> [Written exercise]
Locate every line in the records below that contains the word "Glint", and copy each one.

⁂

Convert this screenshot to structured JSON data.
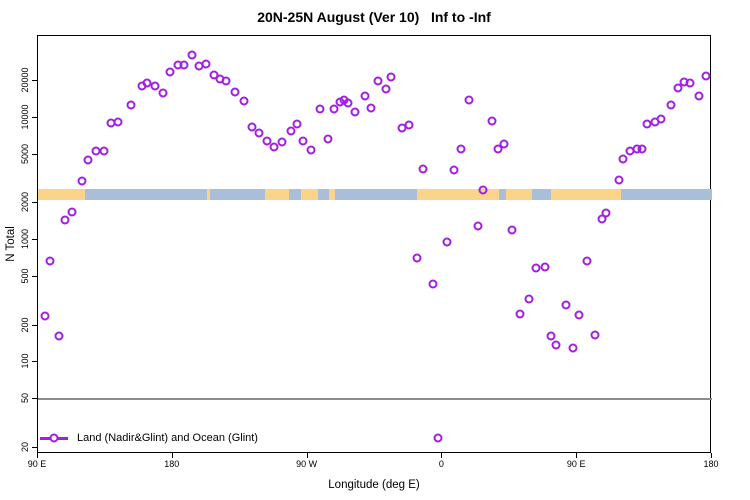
{
  "title": "20N-25N August (Ver 10)   Inf to -Inf",
  "legend": {
    "label": "Land (Nadir&Glint) and Ocean (Glint)"
  },
  "colors": {
    "marker": "#A21FE0",
    "ocean_band": "#A9BFD9",
    "land_band": "#FBD489",
    "reference_line": "#8C8C8C",
    "axis": "#000000"
  },
  "chart_data": {
    "type": "scatter",
    "title": "20N-25N August (Ver 10)   Inf to -Inf",
    "xlabel": "Longitude (deg E)",
    "ylabel": "N Total",
    "x_axis": {
      "min": 90,
      "max": 540,
      "ticks": [
        {
          "v": 90,
          "label": "90 E"
        },
        {
          "v": 180,
          "label": "180"
        },
        {
          "v": 270,
          "label": "90 W"
        },
        {
          "v": 360,
          "label": "0"
        },
        {
          "v": 450,
          "label": "90 E"
        },
        {
          "v": 540,
          "label": "180"
        }
      ]
    },
    "y_axis": {
      "scale": "log",
      "min": 18,
      "max": 46000,
      "ticks": [
        {
          "v": 20,
          "label": "20"
        },
        {
          "v": 50,
          "label": "50"
        },
        {
          "v": 100,
          "label": "100"
        },
        {
          "v": 200,
          "label": "200"
        },
        {
          "v": 500,
          "label": "500"
        },
        {
          "v": 1000,
          "label": "1000"
        },
        {
          "v": 2000,
          "label": "2000"
        },
        {
          "v": 5000,
          "label": "5000"
        },
        {
          "v": 10000,
          "label": "10000"
        },
        {
          "v": 20000,
          "label": "20000"
        }
      ]
    },
    "reference_line_y": 50,
    "map_band": {
      "value_top": 2620,
      "value_bottom": 2130,
      "ocean_color": "#A9BFD9",
      "land_color": "#FBD489",
      "land_segments": [
        {
          "from": 90,
          "to": 121.4
        },
        {
          "from": 202.8,
          "to": 204.8
        },
        {
          "from": 241.6,
          "to": 257.6
        },
        {
          "from": 265.6,
          "to": 277.0
        },
        {
          "from": 284.3,
          "to": 288.3
        },
        {
          "from": 343.1,
          "to": 397.9
        },
        {
          "from": 402.6,
          "to": 419.9
        },
        {
          "from": 432.6,
          "to": 479.0
        }
      ]
    },
    "series": [
      {
        "name": "Land (Nadir&Glint) and Ocean (Glint)",
        "color": "#A21FE0",
        "marker": "open-circle",
        "points": [
          [
            94.7,
            240
          ],
          [
            98,
            670
          ],
          [
            104,
            165
          ],
          [
            108.2,
            1450
          ],
          [
            112.7,
            1690
          ],
          [
            119.2,
            3050
          ],
          [
            123.6,
            4550
          ],
          [
            128.9,
            5350
          ],
          [
            133.9,
            5400
          ],
          [
            138.8,
            9000
          ],
          [
            143.6,
            9200
          ],
          [
            152,
            12700
          ],
          [
            159.2,
            18200
          ],
          [
            162.8,
            19200
          ],
          [
            168.2,
            18100
          ],
          [
            173.3,
            16100
          ],
          [
            178.4,
            23500
          ],
          [
            183.3,
            26900
          ],
          [
            187.3,
            26900
          ],
          [
            192.7,
            32400
          ],
          [
            197.7,
            26700
          ],
          [
            202.2,
            27600
          ],
          [
            207.6,
            22500
          ],
          [
            211.6,
            20800
          ],
          [
            215.6,
            20000
          ],
          [
            221.8,
            16300
          ],
          [
            227.4,
            13650
          ],
          [
            233,
            8460
          ],
          [
            237.4,
            7470
          ],
          [
            243,
            6460
          ],
          [
            247.9,
            5800
          ],
          [
            253,
            6340
          ],
          [
            259,
            7800
          ],
          [
            263,
            8960
          ],
          [
            266.8,
            6460
          ],
          [
            272.4,
            5430
          ],
          [
            278.6,
            11880
          ],
          [
            283.5,
            6770
          ],
          [
            287.5,
            11880
          ],
          [
            291.9,
            13400
          ],
          [
            294.6,
            14000
          ],
          [
            297.3,
            13100
          ],
          [
            301.8,
            11150
          ],
          [
            308.5,
            15100
          ],
          [
            312.4,
            12130
          ],
          [
            317.3,
            19850
          ],
          [
            322.5,
            17150
          ],
          [
            325.8,
            21600
          ],
          [
            333,
            8270
          ],
          [
            337.4,
            8670
          ],
          [
            343,
            710
          ],
          [
            347,
            3790
          ],
          [
            353.6,
            440
          ],
          [
            357.2,
            24
          ],
          [
            363,
            960
          ],
          [
            367.7,
            3720
          ],
          [
            372.2,
            5530
          ],
          [
            377.5,
            13990
          ],
          [
            383.8,
            1300
          ],
          [
            387,
            2570
          ],
          [
            393,
            9420
          ],
          [
            397.4,
            5600
          ],
          [
            401.4,
            6080
          ],
          [
            406.3,
            1210
          ],
          [
            411.5,
            247
          ],
          [
            417.5,
            332
          ],
          [
            422.2,
            594
          ],
          [
            428.2,
            600
          ],
          [
            432.3,
            164
          ],
          [
            436,
            138
          ],
          [
            442.7,
            293
          ],
          [
            447.1,
            132
          ],
          [
            450.9,
            243
          ],
          [
            456.7,
            676
          ],
          [
            462.1,
            166
          ],
          [
            466.8,
            1497
          ],
          [
            469.4,
            1675
          ],
          [
            477.8,
            3080
          ],
          [
            480.9,
            4620
          ],
          [
            485,
            5330
          ],
          [
            489.8,
            5530
          ],
          [
            493.4,
            5530
          ],
          [
            496.8,
            8900
          ],
          [
            502.1,
            9300
          ],
          [
            506.1,
            9700
          ],
          [
            512.4,
            12650
          ],
          [
            517.3,
            17600
          ],
          [
            521.3,
            19800
          ],
          [
            525.3,
            19100
          ],
          [
            531.3,
            15000
          ],
          [
            536,
            21800
          ]
        ]
      }
    ]
  }
}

⁂

> [Correct answer]
    "label": "Land (Nadir&Glint) and Ocean (Glint)"
        "name": "Land (Nadir&Glint) and Ocean (Glint)",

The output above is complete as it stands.